Directive: Give all the lines below again, exactly, with no pictures.

Information provided:
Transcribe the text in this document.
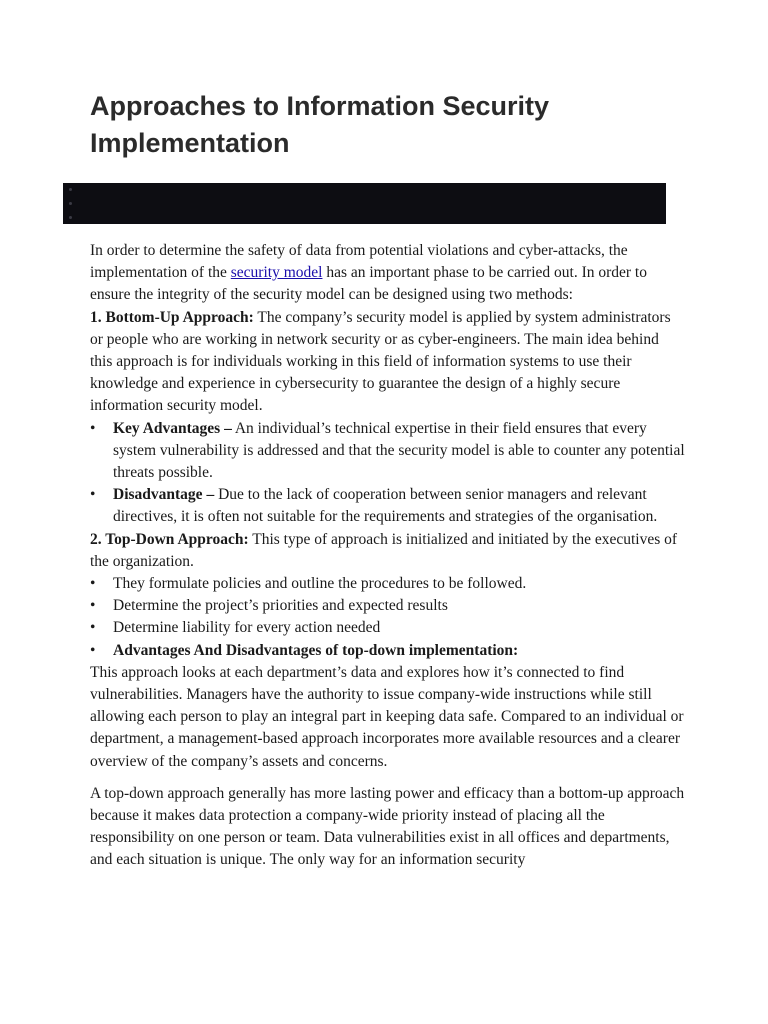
Approaches to Information Security Implementation

In order to determine the safety of data from potential violations and cyber-attacks, the implementation of the security model has an important phase to be carried out. In order to ensure the integrity of the security model can be designed using two methods:

1. Bottom-Up Approach: The company’s security model is applied by system administrators or people who are working in network security or as cyber-engineers. The main idea behind this approach is for individuals working in this field of information systems to use their knowledge and experience in cybersecurity to guarantee the design of a highly secure information security model.

• Key Advantages – An individual’s technical expertise in their field ensures that every system vulnerability is addressed and that the security model is able to counter any potential threats possible.
• Disadvantage – Due to the lack of cooperation between senior managers and relevant directives, it is often not suitable for the requirements and strategies of the organisation.

2. Top-Down Approach: This type of approach is initialized and initiated by the executives of the organization.

• They formulate policies and outline the procedures to be followed.
• Determine the project’s priorities and expected results
• Determine liability for every action needed
• Advantages And Disadvantages of top-down implementation:

This approach looks at each department’s data and explores how it’s connected to find vulnerabilities. Managers have the authority to issue company-wide instructions while still allowing each person to play an integral part in keeping data safe. Compared to an individual or department, a management-based approach incorporates more available resources and a clearer overview of the company’s assets and concerns.

A top-down approach generally has more lasting power and efficacy than a bottom-up approach because it makes data protection a company-wide priority instead of placing all the responsibility on one person or team. Data vulnerabilities exist in all offices and departments, and each situation is unique. The only way for an information security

Response to this task:
Transcribe the text in this document.
Approaches to Information Security Implementation

In order to determine the safety of data from potential violations and cyber-attacks, the implementation of the security model has an important phase to be carried out. In order to ensure the integrity of the security model can be designed using two methods:

1. Bottom-Up Approach: The company’s security model is applied by system administrators or people who are working in network security or as cyber-engineers. The main idea behind this approach is for individuals working in this field of information systems to use their knowledge and experience in cybersecurity to guarantee the design of a highly secure information security model.

• Key Advantages – An individual’s technical expertise in their field ensures that every system vulnerability is addressed and that the security model is able to counter any potential threats possible.
• Disadvantage – Due to the lack of cooperation between senior managers and relevant directives, it is often not suitable for the requirements and strategies of the organisation.

2. Top-Down Approach: This type of approach is initialized and initiated by the executives of the organization.

• They formulate policies and outline the procedures to be followed.
• Determine the project’s priorities and expected results
• Determine liability for every action needed
• Advantages And Disadvantages of top-down implementation:

This approach looks at each department’s data and explores how it’s connected to find vulnerabilities. Managers have the authority to issue company-wide instructions while still allowing each person to play an integral part in keeping data safe. Compared to an individual or department, a management-based approach incorporates more available resources and a clearer overview of the company’s assets and concerns.

A top-down approach generally has more lasting power and efficacy than a bottom-up approach because it makes data protection a company-wide priority instead of placing all the responsibility on one person or team. Data vulnerabilities exist in all offices and departments, and each situation is unique. The only way for an information security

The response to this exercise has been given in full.